DIRECTION:
Copy every line from the material below that holds "אופטימיות".

THE INPUT:
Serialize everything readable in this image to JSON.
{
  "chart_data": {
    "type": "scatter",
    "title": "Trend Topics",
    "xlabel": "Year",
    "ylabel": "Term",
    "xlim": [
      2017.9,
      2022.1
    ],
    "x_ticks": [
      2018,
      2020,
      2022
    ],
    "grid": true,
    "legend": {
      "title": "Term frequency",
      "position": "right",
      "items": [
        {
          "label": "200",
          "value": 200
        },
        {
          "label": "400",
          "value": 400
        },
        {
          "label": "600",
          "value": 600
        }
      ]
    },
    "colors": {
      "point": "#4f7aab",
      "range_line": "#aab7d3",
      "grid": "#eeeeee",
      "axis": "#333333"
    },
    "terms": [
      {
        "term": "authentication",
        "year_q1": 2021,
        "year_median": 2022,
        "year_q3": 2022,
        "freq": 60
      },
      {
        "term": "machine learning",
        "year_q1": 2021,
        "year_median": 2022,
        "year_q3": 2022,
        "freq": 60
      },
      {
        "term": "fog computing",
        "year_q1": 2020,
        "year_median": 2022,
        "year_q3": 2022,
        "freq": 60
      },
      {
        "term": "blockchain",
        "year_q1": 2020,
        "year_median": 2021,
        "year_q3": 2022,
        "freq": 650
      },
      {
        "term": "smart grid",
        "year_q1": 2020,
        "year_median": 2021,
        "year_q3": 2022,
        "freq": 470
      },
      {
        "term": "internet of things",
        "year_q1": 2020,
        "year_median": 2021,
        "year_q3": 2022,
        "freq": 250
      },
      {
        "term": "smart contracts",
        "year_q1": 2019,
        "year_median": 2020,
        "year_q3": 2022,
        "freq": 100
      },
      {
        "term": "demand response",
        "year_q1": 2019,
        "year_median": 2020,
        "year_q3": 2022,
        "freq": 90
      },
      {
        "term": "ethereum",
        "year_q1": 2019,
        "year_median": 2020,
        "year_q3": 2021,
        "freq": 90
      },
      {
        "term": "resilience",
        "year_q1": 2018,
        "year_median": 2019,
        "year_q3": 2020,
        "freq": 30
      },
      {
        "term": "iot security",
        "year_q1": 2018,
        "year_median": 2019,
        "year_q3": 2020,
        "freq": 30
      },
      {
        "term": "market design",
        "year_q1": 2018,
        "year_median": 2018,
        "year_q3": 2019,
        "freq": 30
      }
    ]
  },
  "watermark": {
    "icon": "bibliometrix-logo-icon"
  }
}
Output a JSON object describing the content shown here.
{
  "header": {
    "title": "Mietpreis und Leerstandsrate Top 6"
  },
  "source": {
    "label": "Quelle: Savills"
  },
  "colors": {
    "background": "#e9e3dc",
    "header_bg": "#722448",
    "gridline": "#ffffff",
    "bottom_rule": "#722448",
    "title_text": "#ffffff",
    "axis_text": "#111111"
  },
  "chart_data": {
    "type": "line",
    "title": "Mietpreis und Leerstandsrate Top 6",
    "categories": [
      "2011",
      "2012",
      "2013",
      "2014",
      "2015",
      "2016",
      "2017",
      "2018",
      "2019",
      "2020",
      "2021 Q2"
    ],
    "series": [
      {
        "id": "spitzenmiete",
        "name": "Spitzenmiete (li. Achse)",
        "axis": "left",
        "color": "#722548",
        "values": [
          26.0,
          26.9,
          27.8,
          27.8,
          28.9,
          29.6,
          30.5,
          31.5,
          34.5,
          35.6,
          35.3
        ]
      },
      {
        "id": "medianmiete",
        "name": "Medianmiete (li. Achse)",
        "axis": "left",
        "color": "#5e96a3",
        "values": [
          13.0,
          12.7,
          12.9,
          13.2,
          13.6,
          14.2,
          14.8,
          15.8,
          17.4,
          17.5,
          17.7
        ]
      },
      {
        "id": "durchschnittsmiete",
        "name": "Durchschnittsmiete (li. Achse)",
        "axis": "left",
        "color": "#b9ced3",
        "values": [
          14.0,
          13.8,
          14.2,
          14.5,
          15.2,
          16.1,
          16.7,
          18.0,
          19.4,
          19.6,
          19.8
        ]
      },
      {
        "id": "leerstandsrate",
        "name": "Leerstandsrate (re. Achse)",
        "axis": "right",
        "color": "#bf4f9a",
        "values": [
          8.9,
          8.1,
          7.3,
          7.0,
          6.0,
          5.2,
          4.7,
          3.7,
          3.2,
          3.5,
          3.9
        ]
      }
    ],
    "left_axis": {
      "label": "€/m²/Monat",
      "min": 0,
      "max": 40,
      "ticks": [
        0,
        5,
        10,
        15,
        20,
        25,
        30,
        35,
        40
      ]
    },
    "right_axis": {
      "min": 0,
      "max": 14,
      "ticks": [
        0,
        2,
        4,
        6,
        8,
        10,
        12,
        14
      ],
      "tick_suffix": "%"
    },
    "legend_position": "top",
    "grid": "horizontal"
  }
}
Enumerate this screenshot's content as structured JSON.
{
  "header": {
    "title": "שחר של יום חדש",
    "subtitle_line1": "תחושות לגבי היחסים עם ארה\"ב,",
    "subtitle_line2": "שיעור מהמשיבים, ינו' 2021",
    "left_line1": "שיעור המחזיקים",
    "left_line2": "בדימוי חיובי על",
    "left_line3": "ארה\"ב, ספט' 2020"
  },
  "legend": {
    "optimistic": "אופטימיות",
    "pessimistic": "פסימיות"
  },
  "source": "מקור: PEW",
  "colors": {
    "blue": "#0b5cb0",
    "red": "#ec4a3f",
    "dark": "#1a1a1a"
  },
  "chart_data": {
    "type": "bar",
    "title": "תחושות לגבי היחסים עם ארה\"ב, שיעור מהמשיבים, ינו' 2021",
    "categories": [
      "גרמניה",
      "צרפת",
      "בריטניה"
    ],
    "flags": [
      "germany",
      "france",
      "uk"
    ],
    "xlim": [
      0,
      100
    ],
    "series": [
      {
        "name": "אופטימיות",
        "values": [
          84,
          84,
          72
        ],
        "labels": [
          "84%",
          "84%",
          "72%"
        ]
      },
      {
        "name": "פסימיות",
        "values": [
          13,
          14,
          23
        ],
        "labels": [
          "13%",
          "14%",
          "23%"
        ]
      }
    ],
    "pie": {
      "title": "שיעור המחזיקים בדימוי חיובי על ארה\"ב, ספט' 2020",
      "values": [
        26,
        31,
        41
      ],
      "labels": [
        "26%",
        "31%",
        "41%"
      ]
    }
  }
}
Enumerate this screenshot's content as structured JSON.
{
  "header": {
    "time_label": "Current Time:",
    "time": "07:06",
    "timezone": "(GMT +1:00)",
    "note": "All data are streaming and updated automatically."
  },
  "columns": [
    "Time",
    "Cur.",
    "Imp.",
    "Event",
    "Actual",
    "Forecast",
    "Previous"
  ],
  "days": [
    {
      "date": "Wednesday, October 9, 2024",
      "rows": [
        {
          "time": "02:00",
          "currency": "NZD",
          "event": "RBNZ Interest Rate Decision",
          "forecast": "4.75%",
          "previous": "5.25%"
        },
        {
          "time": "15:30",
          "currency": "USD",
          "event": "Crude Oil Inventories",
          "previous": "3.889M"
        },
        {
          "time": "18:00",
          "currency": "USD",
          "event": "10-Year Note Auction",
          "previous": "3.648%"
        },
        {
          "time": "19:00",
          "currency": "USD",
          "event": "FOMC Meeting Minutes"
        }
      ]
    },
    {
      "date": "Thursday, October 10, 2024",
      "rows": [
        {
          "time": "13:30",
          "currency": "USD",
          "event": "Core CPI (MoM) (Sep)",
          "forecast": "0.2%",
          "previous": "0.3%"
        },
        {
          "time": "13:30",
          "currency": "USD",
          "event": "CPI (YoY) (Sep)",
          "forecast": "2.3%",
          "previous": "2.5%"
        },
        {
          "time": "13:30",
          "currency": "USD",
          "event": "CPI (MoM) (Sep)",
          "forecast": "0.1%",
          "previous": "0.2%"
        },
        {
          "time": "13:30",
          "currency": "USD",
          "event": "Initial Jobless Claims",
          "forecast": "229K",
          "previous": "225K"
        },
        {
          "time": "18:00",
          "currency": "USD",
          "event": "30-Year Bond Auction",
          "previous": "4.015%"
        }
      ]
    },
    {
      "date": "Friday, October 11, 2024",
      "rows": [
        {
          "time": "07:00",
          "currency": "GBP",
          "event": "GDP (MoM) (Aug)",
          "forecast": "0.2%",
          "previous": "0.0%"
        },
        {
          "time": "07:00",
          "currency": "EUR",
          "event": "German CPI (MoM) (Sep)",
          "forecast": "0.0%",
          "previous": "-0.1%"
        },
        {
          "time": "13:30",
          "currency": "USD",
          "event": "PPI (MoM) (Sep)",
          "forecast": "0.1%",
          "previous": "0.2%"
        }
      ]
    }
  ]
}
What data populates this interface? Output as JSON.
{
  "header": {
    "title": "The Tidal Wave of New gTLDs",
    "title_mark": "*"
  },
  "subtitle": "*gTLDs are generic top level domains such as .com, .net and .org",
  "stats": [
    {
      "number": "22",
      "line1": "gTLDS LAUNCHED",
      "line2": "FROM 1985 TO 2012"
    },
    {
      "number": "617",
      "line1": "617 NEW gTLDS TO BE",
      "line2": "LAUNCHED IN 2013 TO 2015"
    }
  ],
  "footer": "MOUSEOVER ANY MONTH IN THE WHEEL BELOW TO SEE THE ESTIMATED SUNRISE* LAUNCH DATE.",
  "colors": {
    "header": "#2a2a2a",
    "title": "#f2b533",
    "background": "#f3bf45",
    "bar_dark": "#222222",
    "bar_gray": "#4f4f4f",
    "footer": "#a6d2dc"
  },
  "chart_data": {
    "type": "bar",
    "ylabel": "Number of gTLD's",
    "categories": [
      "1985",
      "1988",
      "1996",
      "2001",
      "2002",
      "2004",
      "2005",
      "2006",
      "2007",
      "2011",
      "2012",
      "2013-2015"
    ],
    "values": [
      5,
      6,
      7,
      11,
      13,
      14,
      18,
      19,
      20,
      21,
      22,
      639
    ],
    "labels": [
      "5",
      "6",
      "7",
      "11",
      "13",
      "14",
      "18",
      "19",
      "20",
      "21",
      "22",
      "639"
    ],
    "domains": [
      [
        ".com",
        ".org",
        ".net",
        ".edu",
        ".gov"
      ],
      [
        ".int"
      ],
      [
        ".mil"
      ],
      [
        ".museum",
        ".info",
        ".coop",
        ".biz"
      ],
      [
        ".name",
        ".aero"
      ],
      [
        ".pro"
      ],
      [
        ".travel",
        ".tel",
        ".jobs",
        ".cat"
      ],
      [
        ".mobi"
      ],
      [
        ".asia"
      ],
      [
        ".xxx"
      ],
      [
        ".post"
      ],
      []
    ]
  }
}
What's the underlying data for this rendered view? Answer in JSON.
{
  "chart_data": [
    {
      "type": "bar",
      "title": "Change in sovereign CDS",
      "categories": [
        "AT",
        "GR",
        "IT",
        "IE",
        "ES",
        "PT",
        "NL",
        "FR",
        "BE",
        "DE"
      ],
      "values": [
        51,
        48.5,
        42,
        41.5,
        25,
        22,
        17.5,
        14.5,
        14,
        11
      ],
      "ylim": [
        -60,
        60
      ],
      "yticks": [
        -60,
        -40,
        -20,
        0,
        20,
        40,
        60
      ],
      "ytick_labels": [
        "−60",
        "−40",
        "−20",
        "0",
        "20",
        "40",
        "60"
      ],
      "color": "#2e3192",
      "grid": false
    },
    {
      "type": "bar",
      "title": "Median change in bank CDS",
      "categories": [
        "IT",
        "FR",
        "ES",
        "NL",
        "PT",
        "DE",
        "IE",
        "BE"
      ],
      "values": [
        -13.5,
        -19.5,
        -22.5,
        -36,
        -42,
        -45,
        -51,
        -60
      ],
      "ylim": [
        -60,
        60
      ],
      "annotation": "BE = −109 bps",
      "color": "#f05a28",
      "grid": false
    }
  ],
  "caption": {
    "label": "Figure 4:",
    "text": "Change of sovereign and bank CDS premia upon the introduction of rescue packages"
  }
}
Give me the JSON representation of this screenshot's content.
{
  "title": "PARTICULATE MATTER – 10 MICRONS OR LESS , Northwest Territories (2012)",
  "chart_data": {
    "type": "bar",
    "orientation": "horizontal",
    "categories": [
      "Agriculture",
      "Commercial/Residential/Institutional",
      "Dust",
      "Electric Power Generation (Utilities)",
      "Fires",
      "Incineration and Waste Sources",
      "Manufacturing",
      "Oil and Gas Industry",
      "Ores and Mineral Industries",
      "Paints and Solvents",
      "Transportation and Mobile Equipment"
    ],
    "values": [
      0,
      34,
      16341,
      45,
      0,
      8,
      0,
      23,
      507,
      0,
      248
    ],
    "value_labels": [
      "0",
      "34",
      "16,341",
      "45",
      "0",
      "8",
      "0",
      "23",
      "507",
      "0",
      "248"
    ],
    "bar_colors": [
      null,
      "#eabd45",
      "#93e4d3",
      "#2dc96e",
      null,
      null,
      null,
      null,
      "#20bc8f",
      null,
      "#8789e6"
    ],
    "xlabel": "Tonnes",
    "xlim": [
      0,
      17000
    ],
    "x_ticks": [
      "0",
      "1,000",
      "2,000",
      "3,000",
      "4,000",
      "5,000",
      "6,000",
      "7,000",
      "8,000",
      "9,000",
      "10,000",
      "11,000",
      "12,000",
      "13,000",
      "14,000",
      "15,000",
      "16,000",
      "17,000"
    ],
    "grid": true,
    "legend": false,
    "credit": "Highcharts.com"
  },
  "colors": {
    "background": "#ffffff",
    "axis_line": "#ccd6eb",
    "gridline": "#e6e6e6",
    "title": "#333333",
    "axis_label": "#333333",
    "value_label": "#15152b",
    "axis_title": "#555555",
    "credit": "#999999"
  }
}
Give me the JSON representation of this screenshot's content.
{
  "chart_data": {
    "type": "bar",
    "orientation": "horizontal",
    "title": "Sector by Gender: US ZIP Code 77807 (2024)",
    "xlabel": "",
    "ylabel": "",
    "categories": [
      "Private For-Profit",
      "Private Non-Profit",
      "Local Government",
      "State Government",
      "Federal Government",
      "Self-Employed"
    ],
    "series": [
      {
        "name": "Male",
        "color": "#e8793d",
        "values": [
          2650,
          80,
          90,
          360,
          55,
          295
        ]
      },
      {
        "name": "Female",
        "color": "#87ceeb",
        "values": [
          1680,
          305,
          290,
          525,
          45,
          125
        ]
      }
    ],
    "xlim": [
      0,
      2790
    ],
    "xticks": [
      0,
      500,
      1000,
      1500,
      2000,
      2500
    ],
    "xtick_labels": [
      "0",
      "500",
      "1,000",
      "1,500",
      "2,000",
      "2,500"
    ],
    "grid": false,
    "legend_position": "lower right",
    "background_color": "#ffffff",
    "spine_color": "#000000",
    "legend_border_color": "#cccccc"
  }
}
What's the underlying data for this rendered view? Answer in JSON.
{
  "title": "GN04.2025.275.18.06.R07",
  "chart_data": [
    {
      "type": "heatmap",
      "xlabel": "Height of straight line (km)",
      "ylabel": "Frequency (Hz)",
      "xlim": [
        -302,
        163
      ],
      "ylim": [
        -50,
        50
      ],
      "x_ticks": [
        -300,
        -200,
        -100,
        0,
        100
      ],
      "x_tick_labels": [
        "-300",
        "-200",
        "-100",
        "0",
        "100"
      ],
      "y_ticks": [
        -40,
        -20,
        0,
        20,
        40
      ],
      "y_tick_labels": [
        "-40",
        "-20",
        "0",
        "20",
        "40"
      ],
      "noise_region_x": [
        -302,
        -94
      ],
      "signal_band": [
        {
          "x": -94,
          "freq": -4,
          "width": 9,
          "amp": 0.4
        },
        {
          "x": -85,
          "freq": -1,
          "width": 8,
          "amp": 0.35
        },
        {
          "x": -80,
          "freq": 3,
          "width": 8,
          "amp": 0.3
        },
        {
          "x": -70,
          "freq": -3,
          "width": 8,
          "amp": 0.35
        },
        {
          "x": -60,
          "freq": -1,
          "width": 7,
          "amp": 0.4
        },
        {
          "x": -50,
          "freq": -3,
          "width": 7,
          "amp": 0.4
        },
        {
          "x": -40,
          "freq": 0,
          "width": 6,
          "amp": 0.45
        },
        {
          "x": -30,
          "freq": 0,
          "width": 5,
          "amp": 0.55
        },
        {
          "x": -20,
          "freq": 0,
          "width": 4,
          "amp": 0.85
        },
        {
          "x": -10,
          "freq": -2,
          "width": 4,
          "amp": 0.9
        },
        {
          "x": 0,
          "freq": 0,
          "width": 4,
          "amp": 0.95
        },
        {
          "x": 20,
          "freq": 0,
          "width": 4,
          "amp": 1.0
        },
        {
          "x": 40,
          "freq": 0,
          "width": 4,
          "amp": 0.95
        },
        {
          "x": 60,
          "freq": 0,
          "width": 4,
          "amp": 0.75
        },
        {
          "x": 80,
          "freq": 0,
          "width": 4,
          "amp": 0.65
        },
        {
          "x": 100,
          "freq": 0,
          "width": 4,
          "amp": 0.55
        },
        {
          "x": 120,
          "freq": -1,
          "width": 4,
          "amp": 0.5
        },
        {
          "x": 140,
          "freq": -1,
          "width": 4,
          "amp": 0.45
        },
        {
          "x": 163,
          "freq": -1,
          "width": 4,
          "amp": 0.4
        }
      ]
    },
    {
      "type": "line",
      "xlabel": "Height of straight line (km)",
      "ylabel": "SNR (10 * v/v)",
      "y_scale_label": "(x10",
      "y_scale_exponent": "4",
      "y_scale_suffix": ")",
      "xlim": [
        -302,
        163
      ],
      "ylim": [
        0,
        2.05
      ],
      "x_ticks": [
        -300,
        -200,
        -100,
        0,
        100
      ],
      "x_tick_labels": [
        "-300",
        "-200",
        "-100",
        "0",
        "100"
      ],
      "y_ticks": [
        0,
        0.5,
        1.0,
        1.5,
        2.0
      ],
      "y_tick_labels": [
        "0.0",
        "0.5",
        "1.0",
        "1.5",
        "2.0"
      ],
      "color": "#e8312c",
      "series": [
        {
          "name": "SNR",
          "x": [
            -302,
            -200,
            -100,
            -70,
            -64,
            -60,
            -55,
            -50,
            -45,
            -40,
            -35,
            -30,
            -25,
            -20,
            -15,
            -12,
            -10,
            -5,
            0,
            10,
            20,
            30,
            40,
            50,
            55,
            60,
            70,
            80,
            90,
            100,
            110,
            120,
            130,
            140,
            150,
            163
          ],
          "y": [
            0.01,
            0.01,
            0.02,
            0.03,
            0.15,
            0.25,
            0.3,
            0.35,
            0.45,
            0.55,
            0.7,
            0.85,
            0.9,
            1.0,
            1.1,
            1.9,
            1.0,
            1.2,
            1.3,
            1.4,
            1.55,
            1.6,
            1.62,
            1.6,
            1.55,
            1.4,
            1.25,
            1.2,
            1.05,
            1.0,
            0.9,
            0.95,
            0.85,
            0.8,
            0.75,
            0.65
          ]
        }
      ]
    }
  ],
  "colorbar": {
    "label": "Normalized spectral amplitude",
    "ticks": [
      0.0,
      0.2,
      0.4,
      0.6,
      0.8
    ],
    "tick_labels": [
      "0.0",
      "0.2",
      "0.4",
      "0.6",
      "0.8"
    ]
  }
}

THE REPLY:
    "optimistic": "אופטימיות",
        "name": "אופטימיות",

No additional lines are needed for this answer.